Records supplied:

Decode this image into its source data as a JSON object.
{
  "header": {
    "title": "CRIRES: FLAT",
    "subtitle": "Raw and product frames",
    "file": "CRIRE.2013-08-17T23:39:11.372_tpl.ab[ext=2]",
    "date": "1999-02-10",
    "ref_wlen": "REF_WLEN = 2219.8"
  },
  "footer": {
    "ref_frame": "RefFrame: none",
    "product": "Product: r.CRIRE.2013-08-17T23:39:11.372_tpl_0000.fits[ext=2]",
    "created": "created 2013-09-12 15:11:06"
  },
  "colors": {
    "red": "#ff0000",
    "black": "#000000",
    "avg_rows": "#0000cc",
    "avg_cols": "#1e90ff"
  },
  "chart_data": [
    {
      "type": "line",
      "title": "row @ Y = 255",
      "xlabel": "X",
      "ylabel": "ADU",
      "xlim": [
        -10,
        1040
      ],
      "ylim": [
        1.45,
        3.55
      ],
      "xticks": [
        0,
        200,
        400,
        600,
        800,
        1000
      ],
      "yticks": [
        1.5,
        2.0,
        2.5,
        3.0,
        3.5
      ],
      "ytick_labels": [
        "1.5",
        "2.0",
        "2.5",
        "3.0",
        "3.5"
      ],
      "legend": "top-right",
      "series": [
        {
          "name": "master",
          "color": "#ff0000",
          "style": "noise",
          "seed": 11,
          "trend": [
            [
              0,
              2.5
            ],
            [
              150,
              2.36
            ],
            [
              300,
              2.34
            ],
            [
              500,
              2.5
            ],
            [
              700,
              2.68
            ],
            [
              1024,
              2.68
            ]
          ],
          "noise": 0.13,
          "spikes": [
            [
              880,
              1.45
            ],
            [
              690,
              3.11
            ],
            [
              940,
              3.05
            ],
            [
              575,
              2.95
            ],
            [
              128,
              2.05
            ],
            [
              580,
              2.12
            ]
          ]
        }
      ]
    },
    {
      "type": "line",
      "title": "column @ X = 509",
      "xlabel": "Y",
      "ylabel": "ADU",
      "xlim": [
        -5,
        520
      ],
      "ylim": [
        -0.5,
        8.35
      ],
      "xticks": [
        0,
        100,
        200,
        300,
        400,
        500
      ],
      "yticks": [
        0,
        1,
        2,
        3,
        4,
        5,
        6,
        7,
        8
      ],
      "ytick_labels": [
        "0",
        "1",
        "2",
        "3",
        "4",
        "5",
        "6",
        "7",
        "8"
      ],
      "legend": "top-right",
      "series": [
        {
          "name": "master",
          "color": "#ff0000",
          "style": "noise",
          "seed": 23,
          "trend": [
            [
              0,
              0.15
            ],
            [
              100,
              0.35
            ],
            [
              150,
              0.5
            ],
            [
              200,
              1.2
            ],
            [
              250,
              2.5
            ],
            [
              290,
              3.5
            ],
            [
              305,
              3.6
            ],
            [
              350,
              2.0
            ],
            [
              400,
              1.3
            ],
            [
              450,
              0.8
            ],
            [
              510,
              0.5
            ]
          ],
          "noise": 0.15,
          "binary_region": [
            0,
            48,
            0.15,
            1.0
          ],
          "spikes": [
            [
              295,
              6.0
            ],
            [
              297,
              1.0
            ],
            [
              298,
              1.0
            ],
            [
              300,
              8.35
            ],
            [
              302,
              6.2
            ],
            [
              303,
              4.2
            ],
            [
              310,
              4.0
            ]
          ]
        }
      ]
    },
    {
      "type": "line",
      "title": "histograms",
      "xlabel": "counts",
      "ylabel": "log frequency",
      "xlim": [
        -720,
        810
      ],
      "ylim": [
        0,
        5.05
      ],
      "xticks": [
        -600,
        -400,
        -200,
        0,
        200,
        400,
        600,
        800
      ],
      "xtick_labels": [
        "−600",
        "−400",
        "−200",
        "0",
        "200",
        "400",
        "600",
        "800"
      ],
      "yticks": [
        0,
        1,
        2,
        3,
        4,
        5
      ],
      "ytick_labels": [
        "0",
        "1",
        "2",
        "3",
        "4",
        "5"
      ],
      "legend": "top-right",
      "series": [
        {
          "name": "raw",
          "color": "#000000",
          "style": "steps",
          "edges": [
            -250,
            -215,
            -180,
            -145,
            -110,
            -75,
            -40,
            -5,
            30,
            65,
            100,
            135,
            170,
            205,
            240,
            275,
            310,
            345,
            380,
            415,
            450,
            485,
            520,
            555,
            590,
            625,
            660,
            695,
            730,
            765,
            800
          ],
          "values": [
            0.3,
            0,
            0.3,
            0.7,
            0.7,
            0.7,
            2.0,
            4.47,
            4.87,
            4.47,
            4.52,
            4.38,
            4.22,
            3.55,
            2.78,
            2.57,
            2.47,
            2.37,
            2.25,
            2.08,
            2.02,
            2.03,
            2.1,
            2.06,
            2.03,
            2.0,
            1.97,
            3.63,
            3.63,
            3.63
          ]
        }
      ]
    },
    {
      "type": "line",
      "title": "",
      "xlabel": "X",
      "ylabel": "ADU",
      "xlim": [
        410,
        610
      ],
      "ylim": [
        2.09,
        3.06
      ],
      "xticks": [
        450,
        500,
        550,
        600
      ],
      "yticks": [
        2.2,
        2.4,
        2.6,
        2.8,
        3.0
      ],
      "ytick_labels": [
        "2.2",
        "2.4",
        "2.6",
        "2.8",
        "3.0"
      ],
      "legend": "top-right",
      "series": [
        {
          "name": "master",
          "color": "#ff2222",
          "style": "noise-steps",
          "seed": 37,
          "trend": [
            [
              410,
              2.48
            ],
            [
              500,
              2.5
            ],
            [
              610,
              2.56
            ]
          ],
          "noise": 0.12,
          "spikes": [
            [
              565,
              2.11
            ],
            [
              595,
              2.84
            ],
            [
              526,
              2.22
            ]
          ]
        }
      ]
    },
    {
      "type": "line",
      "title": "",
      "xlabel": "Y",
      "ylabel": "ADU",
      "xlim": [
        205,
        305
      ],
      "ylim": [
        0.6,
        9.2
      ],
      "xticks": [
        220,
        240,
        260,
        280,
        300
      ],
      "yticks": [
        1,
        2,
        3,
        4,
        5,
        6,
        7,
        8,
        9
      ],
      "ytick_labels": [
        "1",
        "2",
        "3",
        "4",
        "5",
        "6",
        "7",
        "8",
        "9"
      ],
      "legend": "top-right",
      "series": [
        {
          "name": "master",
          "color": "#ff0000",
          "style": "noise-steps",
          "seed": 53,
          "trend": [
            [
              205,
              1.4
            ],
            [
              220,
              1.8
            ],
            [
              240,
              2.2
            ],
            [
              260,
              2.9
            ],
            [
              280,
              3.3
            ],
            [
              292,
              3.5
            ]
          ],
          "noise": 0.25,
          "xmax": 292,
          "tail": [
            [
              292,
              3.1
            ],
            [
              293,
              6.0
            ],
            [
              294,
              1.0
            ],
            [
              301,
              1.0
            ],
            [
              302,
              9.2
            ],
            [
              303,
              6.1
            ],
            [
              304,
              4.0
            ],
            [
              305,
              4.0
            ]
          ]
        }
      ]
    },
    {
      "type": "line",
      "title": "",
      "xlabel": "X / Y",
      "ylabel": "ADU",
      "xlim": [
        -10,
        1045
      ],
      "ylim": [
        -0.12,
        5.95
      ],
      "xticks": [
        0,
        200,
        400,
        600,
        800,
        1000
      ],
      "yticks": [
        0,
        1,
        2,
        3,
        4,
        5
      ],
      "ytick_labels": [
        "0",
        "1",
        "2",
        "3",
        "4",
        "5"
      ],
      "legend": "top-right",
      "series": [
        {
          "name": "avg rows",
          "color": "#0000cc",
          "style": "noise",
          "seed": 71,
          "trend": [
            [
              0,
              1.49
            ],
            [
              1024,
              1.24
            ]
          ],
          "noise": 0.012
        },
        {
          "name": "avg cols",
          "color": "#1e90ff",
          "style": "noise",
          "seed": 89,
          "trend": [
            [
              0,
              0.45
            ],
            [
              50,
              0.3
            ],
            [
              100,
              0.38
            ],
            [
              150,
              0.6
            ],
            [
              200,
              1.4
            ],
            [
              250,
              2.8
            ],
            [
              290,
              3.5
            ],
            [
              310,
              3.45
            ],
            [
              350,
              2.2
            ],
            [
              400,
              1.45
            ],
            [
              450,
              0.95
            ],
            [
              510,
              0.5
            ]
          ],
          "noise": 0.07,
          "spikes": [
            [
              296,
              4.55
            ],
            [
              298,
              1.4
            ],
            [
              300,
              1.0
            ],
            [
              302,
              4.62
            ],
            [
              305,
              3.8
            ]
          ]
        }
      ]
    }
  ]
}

Problem description: Of the lines above, how many hold the word "product"? Say the number alone.

Output for this exercise: 2